*What this task involves*: Your task is to copy each line that has the word "Talents".

-- begin Input for this task --

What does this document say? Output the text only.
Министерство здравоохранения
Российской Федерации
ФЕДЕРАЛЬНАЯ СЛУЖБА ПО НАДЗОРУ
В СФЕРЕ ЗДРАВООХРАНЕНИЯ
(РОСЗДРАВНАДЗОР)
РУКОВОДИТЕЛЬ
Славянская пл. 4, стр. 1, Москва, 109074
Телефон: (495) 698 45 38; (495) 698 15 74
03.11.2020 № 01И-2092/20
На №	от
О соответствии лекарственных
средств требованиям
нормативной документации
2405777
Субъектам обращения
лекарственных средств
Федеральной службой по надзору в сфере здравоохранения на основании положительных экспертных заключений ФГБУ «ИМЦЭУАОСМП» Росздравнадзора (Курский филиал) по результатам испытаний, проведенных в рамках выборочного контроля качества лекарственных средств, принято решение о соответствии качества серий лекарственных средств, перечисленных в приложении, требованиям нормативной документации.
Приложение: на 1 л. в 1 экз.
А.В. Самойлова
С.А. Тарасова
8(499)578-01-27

-- end Input for this task --
-- begin Input for this task --

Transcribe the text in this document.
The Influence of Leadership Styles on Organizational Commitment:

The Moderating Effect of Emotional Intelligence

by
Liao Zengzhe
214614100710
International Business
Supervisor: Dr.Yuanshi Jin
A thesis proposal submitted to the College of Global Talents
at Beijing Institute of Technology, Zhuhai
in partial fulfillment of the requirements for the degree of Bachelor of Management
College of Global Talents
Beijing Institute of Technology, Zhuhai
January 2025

-- end Input for this task --
-- begin Input for this task --

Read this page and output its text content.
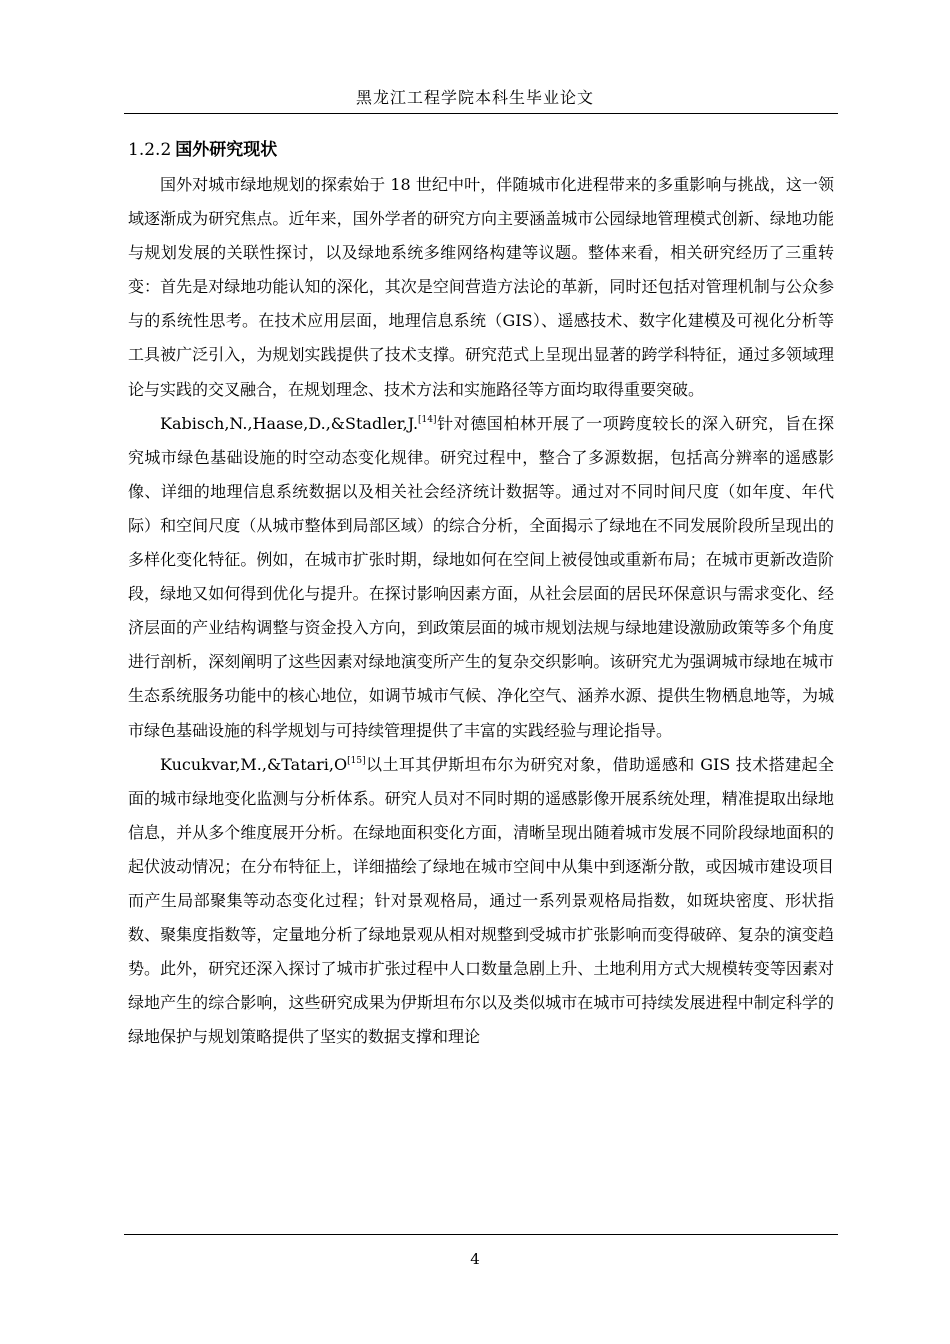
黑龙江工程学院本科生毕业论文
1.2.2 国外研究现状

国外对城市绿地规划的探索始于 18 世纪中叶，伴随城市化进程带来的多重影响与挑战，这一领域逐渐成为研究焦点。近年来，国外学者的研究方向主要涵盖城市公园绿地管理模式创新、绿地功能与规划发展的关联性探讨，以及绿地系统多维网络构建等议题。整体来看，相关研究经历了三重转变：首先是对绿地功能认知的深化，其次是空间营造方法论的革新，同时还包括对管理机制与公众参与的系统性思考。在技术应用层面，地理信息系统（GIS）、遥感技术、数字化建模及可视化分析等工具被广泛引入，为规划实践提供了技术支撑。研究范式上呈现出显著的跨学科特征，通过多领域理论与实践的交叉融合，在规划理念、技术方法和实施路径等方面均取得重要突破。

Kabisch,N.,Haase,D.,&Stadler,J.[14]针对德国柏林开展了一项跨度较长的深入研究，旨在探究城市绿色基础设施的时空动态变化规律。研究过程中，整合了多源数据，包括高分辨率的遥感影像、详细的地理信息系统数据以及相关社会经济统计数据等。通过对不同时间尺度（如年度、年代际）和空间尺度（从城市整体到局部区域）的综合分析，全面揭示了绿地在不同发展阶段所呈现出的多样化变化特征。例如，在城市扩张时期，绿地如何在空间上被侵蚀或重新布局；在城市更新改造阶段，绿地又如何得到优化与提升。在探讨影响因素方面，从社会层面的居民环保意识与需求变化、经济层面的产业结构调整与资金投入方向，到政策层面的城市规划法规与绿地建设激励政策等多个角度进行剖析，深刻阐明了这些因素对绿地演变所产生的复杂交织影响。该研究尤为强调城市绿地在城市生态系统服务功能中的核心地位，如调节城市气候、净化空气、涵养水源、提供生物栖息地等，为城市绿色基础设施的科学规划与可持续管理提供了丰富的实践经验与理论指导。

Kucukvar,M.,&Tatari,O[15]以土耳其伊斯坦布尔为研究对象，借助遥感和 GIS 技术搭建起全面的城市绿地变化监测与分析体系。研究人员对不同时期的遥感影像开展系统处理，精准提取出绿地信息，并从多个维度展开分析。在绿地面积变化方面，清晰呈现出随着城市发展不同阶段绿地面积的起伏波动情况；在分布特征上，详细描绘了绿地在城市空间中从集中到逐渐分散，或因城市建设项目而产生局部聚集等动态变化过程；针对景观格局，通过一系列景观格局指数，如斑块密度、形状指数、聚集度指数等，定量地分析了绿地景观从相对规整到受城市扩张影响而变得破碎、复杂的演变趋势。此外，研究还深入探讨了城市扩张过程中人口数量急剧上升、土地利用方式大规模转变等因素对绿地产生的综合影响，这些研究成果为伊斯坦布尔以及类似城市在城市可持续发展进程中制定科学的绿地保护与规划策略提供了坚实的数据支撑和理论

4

-- end Input for this task --

*Correct result*:
A thesis proposal submitted to the College of Global Talents
College of Global Talents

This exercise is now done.